Written request
Extract all lines in the data that contain the word "title".

Raw data
___
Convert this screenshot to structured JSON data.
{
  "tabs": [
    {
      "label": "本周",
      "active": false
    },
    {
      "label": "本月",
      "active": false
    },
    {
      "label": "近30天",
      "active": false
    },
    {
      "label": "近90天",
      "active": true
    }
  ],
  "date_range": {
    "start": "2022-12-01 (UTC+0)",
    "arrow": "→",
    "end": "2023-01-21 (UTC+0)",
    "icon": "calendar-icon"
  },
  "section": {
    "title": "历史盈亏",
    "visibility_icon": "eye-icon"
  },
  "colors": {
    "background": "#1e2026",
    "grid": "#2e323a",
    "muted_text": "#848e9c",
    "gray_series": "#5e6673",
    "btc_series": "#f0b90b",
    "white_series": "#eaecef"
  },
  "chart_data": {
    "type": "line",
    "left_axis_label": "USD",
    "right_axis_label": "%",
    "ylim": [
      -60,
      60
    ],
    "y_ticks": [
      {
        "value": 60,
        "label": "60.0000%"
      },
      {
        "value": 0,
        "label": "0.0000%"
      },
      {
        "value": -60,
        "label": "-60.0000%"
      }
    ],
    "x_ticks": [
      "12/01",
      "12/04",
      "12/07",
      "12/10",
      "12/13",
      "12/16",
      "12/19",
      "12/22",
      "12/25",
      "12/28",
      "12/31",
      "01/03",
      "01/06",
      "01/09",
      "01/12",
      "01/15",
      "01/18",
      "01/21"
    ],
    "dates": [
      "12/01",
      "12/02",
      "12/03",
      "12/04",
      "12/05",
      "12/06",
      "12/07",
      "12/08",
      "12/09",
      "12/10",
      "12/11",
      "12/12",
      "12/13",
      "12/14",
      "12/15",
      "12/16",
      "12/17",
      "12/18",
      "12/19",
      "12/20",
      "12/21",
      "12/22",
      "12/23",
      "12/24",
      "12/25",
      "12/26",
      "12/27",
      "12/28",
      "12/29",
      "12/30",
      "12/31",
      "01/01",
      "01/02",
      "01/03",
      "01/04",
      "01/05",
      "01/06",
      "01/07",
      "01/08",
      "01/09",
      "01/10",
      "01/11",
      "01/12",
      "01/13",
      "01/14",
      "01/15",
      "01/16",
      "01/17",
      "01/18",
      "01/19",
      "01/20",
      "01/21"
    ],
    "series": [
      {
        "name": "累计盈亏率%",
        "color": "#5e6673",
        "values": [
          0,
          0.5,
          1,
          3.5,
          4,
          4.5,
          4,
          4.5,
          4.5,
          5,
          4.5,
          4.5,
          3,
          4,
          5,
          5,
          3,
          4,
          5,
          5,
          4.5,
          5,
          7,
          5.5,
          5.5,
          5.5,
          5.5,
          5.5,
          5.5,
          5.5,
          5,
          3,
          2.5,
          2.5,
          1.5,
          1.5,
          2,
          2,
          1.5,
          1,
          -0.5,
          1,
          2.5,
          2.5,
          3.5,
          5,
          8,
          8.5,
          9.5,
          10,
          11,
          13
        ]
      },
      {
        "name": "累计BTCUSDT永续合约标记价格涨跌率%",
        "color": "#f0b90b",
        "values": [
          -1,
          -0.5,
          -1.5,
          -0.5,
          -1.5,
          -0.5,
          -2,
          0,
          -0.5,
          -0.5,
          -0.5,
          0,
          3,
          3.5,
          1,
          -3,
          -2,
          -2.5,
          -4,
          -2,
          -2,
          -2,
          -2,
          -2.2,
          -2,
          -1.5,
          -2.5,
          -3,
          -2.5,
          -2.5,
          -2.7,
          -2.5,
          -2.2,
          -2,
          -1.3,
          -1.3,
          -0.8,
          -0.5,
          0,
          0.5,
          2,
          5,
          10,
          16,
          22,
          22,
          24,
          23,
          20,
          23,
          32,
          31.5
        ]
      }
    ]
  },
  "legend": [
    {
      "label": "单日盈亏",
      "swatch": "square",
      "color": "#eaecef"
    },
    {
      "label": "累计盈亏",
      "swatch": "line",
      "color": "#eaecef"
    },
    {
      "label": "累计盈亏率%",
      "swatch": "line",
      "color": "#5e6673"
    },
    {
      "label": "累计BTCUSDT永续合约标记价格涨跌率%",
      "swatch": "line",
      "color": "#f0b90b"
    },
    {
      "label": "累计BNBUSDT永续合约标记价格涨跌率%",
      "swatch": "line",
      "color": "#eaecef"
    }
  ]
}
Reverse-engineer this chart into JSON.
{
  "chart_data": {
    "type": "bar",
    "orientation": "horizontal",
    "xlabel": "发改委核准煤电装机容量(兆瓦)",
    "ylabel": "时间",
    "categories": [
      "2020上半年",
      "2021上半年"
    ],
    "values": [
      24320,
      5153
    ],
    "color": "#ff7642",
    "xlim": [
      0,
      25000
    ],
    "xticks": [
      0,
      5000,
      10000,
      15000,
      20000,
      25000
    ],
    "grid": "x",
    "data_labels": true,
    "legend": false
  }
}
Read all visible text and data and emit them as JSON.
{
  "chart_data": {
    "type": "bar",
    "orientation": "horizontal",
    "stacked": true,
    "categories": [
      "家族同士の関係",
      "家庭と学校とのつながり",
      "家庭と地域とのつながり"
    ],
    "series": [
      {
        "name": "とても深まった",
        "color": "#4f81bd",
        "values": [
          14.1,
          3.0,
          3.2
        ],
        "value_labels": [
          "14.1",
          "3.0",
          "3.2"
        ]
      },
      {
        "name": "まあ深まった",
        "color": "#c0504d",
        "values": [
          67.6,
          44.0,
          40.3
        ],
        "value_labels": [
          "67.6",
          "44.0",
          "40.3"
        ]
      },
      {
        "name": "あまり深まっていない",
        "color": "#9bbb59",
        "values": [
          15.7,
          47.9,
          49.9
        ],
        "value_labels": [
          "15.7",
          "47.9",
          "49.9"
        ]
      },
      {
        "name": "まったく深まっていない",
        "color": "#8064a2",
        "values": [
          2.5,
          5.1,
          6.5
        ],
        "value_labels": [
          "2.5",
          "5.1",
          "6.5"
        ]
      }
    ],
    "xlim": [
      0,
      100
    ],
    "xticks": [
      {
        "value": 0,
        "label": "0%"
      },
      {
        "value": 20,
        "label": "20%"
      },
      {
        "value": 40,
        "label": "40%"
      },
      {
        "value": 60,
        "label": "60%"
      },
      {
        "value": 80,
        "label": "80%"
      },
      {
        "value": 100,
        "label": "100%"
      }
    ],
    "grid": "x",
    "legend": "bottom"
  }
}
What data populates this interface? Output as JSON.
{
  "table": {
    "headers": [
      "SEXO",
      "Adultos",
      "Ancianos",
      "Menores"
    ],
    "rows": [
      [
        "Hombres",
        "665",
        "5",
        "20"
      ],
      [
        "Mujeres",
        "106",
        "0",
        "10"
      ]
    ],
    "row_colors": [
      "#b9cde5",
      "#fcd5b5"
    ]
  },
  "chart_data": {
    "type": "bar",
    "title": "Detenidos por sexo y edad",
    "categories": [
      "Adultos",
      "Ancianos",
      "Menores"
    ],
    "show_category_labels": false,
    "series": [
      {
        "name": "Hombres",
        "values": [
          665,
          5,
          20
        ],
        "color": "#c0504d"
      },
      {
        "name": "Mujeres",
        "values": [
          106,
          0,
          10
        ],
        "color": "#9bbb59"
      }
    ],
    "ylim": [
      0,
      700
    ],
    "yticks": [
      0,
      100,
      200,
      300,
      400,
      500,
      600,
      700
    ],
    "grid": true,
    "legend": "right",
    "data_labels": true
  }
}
___
Worked solution
    "title": "历史盈亏",
    "title": "Detenidos por sexo y edad",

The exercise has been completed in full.